§ **Actions to take**
1. Return the passage from the Ullman's Puzzle post that runs from "Given a list" up to and including "the comments below.", copied word for word.
2. Take the Ullman's Puzzle post further, picking up right after its last line.

§ **Excerpted passage**
Ullman’s Puzzle

December 7, 2010

This puzzle is due to Jeffrey Ullman:

Given a list of n real numbers, a real number t, and an integer k, determine if there exists a k-element subset of the original list of n real numbers that is less than t.

For instance, given the list of 25 real numbers 18.1, 55.1, 91.2, 74.6, 73.0, 85.9, 73.9, 81.4, 87.1, 49.3, 88.8, 5.7, 26.3, 7.1, 58.2, 31.7, 5.8, 76.9, 16.5, 8.1, 48.3, 6.8, 92.4, 83.0, 19.6, t = 98.2 and k = 3, the 3-element subset 31.7, 16.5 and 19.6 sums to 67.8, which is less than 98.2, so the result is true.

This is a puzzle, so you’re not allowed to look at the suggested solution until you have your own solution.

Your task is to write a function that makes that determination. When you are finished, you are welcome to read or run a suggested solution, or to post your own solution or discuss the exercise in the comments below.

About these ads

Pages: 1 2

21 Responses to “Ullman’s Puzzle”

(Boxed element entries)
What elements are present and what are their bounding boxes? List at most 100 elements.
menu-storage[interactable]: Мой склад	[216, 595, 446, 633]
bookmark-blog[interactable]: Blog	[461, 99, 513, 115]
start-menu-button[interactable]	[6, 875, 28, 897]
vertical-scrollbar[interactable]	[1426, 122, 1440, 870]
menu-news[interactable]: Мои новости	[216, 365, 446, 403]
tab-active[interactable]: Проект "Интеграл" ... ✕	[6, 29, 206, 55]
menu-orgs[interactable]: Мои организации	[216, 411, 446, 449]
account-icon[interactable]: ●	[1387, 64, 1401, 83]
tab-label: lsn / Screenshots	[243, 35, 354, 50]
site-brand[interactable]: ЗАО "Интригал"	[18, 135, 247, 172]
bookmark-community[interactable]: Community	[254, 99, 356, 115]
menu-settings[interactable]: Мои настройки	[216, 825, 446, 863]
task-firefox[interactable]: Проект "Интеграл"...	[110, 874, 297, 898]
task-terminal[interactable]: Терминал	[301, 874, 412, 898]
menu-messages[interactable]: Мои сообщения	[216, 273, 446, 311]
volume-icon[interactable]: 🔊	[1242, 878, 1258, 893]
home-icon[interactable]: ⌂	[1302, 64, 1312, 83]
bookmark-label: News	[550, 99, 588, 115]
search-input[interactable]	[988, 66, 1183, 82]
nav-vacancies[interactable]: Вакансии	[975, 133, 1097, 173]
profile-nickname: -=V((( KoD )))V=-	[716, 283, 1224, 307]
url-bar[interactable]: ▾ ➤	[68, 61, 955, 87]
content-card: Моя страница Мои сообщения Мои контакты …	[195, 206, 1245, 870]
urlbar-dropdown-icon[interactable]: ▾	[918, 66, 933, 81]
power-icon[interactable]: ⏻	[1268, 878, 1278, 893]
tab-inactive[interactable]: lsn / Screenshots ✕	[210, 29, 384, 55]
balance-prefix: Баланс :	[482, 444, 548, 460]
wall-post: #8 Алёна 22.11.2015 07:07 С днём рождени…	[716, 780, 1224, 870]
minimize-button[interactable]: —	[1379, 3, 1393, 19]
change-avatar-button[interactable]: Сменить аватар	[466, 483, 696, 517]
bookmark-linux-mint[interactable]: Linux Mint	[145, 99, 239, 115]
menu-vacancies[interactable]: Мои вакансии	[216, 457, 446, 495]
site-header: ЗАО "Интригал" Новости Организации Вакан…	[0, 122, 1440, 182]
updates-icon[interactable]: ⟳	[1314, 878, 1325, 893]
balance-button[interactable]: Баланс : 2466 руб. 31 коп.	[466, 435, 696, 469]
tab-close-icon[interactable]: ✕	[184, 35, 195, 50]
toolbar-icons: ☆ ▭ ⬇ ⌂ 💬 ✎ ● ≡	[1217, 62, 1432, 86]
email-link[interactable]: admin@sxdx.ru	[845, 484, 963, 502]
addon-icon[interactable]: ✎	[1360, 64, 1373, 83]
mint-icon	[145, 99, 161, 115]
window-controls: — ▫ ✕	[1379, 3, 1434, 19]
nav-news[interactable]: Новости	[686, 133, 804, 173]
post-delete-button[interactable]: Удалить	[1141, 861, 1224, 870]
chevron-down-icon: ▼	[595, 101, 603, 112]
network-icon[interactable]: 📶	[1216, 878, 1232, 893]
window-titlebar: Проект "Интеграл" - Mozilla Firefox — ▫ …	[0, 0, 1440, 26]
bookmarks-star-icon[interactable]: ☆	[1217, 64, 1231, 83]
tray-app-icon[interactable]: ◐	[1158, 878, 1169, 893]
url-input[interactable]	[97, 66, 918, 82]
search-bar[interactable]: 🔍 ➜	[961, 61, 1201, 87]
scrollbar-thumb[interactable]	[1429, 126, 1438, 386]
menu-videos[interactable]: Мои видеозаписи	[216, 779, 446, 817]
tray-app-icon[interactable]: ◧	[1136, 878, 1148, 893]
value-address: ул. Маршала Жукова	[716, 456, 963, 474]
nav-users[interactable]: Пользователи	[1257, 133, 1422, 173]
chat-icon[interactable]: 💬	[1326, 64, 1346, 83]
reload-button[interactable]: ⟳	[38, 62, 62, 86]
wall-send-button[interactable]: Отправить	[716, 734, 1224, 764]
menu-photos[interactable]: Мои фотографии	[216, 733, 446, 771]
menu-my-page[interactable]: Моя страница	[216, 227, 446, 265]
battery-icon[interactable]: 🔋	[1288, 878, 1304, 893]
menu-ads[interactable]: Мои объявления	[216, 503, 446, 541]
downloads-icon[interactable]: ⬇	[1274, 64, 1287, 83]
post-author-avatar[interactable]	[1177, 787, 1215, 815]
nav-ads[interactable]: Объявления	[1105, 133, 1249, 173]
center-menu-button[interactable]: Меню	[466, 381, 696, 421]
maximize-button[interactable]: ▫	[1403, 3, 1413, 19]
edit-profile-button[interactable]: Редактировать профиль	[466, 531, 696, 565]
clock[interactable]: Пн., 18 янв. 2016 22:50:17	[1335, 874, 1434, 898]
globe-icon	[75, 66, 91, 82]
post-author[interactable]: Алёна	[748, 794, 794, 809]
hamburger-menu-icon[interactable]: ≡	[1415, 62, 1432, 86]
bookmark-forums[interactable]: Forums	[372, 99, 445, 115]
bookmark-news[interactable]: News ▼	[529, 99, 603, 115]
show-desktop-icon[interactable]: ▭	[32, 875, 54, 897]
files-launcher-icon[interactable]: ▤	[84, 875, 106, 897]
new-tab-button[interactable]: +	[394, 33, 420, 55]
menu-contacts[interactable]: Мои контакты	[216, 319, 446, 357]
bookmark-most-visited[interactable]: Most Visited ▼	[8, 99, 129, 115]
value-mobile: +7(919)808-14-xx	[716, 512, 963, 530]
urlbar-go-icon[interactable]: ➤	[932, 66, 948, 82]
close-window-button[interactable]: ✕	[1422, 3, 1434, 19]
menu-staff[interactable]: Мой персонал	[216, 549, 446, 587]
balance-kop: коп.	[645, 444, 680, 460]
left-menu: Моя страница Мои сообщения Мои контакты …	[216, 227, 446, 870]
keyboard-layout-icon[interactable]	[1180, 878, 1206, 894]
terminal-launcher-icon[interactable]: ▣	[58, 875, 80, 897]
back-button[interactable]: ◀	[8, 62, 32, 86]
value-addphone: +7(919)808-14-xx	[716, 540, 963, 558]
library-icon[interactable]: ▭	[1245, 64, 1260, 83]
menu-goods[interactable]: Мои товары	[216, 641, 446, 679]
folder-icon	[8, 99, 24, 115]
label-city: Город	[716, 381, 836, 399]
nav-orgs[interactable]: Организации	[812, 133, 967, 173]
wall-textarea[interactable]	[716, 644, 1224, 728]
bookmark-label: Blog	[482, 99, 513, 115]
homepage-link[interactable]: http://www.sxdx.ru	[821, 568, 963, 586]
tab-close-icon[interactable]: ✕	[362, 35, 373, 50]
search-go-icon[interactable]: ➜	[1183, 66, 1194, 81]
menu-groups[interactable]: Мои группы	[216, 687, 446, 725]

§ **Responses to the exercise**
1.
Given a list of n real numbers, a real number t, and an integer k, determine if there exists a k-element subset of the original list of n real numbers that is less than t.

For instance, given the list of 25 real numbers 18.1, 55.1, 91.2, 74.6, 73.0, 85.9, 73.9, 81.4, 87.1, 49.3, 88.8, 5.7, 26.3, 7.1, 58.2, 31.7, 5.8, 76.9, 16.5, 8.1, 48.3, 6.8, 92.4, 83.0, 19.6, t = 98.2 and k = 3, the 3-element subset 31.7, 16.5 and 19.6 sums to 67.8, which is less than 98.2, so the result is true.

This is a puzzle, so you’re not allowed to look at the suggested solution until you have your own solution.

Your task is to write a function that makes that determination. When you are finished, you are welcome to read or run a suggested solution, or to post your own solution or discuss the exercise in the comments below.

2.
  1. My Haskell solution (see http://bonsaicode.wordpress.com/2010/12/07/programming-praxis-ullman%E2%80%99s-puzzle/ for a version with comments):

    import Data.List
    
    ullman :: (Num a, Ord a) => a -> Int -> [a] -> Bool
    ullman t k = any (\s -> length s == k && sum s < t) . subsequences
    
    ullman2 :: (Ord a, Num a) => a -> Int -> [a] -> Bool
    ullman2 t k = (< t) . sum . take k . sort
    
  2. Graham said

    My O(n log n) solution is similar to the one given. I did keep one quick check in that’s not
    strictly necessary, though: if k times the first (smallest) element is bigger than t, then we
    needn’t bother adding things up. This is a remnant from when I first started working on the
    problem. I was trying to find things that would reduce the amount of work needed in
    O(n log n) time or less before I came upon the final answer. Since it’s a quick check for small
    first values, I’ve kept it in.

    def ullman(L, t, k):
        L.sort()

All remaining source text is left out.